[start DATASET RECORDS]

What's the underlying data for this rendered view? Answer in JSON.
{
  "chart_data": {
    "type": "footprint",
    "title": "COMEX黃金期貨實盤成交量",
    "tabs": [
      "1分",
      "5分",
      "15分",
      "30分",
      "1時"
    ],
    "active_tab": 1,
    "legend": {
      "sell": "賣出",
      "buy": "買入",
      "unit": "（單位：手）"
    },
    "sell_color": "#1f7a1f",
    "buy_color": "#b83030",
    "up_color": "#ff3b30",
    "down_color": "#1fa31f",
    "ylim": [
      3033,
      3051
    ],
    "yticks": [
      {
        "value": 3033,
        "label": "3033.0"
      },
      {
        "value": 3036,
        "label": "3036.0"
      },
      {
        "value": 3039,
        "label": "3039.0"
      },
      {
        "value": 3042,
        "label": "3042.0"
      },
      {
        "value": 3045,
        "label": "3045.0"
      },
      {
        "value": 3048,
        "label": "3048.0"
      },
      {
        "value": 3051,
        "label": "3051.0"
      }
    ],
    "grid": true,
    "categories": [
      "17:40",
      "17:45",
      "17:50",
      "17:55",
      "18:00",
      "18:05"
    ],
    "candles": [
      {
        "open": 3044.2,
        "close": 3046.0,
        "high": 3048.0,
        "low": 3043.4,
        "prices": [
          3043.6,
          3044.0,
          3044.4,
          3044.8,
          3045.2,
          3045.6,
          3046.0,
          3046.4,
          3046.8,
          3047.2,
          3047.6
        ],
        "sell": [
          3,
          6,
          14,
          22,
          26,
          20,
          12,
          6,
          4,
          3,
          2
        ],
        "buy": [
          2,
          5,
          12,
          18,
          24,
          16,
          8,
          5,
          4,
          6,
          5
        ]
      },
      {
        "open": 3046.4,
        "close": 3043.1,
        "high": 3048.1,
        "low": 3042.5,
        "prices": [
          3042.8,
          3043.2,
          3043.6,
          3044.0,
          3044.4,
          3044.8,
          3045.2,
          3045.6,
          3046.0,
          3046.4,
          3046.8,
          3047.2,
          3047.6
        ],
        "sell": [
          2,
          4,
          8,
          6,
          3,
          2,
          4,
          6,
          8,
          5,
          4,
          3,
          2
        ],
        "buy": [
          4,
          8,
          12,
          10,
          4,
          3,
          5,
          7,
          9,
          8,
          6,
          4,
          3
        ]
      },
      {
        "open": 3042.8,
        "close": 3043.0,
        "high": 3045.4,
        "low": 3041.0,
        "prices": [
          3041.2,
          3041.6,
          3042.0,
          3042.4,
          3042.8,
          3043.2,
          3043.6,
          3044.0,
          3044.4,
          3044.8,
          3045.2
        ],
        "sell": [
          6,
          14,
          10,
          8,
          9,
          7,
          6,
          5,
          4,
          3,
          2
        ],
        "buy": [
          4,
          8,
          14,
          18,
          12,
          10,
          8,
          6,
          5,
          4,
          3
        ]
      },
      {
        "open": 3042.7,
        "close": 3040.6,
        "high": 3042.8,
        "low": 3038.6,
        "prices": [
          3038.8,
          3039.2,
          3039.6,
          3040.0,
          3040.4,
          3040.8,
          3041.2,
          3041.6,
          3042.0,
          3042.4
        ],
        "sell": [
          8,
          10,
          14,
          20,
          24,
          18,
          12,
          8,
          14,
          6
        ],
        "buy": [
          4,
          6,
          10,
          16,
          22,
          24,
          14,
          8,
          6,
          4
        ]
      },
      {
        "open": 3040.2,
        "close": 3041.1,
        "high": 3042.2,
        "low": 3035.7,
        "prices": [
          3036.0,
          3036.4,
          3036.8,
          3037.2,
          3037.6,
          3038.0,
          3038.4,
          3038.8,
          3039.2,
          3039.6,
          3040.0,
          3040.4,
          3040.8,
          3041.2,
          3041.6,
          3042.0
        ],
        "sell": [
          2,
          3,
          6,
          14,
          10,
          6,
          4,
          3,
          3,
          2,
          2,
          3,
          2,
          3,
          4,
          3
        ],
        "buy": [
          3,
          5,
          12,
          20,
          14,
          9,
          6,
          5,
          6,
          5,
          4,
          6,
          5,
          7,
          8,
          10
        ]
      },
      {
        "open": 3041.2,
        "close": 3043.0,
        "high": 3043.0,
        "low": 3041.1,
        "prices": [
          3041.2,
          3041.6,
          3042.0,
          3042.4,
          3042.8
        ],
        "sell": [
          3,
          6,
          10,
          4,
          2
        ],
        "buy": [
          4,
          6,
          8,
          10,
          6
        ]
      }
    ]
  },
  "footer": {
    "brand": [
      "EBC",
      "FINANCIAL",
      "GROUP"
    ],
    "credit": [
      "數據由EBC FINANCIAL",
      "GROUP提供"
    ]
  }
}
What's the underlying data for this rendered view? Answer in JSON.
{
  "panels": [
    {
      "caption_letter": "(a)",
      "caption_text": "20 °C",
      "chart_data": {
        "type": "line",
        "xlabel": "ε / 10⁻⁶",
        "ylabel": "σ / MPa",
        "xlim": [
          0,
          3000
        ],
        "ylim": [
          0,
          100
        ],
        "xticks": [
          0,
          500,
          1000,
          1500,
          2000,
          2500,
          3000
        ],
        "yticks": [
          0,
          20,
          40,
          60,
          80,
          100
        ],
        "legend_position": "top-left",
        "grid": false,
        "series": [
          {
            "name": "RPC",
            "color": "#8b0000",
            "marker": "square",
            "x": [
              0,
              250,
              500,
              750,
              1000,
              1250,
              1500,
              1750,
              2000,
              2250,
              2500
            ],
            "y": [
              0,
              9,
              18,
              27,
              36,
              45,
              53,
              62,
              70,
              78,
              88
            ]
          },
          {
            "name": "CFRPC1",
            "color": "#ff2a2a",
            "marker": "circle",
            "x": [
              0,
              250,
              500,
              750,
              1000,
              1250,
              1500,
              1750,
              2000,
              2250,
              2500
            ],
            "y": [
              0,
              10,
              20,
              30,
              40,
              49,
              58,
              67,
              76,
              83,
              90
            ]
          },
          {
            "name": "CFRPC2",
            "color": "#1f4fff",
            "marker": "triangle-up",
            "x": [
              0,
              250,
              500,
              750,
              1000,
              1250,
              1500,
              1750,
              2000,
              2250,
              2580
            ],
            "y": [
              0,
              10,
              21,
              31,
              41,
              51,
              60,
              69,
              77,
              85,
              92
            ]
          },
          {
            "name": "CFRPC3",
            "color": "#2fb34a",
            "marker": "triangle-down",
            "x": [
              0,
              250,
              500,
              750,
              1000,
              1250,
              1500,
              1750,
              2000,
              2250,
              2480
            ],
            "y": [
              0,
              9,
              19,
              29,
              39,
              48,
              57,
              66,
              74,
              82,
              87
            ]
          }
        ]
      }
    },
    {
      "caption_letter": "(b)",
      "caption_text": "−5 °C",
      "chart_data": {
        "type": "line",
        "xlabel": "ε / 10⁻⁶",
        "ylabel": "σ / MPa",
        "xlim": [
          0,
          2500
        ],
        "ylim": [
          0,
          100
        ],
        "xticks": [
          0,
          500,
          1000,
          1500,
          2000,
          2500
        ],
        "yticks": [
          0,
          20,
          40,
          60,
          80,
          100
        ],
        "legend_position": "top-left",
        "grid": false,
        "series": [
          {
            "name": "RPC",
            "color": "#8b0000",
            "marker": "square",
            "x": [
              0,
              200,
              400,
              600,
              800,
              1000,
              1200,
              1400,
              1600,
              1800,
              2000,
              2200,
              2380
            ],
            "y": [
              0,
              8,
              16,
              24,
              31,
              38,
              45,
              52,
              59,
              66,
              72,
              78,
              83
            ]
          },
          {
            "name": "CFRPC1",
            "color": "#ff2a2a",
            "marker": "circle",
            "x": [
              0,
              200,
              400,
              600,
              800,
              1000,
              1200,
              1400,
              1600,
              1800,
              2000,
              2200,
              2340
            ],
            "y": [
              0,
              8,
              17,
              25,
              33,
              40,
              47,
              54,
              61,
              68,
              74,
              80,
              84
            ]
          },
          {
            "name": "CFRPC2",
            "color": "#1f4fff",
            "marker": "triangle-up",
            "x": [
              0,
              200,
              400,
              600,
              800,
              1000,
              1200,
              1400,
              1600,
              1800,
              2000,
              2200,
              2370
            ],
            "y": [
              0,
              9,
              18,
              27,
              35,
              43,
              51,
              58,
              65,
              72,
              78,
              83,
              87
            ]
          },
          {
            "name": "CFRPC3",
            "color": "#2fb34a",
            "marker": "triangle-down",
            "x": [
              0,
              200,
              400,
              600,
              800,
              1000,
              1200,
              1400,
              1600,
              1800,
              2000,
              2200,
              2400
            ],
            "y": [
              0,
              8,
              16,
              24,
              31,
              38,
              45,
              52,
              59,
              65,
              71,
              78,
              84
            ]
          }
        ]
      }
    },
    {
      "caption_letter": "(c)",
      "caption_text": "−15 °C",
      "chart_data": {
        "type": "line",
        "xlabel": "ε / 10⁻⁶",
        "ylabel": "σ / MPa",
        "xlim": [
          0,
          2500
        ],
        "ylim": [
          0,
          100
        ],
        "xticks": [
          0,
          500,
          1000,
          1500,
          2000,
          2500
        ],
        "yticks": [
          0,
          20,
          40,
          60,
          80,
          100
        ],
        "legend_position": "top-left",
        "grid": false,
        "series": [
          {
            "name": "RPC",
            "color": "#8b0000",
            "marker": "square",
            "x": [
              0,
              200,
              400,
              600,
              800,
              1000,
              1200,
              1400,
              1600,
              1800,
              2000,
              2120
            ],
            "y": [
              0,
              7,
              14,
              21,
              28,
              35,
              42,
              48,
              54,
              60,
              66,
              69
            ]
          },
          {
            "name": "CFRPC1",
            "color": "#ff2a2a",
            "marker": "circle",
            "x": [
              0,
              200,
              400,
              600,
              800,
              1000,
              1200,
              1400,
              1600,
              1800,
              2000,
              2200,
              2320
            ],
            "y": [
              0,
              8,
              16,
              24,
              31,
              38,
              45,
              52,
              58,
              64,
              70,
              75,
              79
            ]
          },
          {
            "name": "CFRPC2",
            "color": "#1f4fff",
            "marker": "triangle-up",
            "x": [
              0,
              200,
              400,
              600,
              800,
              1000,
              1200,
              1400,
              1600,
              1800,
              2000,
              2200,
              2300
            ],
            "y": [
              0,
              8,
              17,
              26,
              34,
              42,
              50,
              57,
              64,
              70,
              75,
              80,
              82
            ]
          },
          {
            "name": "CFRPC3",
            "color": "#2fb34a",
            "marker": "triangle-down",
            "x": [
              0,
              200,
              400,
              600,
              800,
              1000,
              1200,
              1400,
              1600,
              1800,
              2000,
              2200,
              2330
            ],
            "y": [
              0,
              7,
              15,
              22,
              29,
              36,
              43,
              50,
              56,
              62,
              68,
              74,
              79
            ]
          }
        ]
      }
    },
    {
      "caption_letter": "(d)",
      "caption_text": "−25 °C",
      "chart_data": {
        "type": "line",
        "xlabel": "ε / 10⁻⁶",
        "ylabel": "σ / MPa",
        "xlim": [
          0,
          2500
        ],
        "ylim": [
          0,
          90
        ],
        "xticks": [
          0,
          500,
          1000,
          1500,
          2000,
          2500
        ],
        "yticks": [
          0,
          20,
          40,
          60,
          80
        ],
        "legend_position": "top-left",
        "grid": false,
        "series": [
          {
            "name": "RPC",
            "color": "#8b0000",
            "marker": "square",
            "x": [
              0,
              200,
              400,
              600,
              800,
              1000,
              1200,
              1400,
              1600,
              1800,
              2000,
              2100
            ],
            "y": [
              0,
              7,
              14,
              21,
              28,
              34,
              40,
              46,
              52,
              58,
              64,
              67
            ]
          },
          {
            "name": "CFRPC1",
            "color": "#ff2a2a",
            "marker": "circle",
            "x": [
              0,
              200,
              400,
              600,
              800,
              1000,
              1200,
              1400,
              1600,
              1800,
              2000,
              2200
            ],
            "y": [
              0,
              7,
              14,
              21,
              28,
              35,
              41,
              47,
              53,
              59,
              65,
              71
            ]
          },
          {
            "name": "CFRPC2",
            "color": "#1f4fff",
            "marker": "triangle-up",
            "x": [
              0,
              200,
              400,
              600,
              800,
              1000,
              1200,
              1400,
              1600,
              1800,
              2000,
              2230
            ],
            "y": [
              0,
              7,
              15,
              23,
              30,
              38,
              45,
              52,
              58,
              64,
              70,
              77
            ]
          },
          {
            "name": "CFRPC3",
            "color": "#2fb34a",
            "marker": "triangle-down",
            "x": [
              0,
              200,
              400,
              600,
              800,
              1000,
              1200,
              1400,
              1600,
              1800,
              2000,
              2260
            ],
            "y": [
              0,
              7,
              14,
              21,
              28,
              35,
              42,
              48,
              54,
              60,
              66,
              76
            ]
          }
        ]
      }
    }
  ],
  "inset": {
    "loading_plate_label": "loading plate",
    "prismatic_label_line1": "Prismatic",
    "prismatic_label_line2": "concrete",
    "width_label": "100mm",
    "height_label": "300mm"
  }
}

[end DATASET RECORDS]

YOUR TASK: Gather up, from the records above, each line where the word "close" appears.

RESPONSE:
        "close": 3046.0,
        "close": 3043.1,
        "close": 3043.0,
        "close": 3040.6,
        "close": 3041.1,
        "close": 3043.0,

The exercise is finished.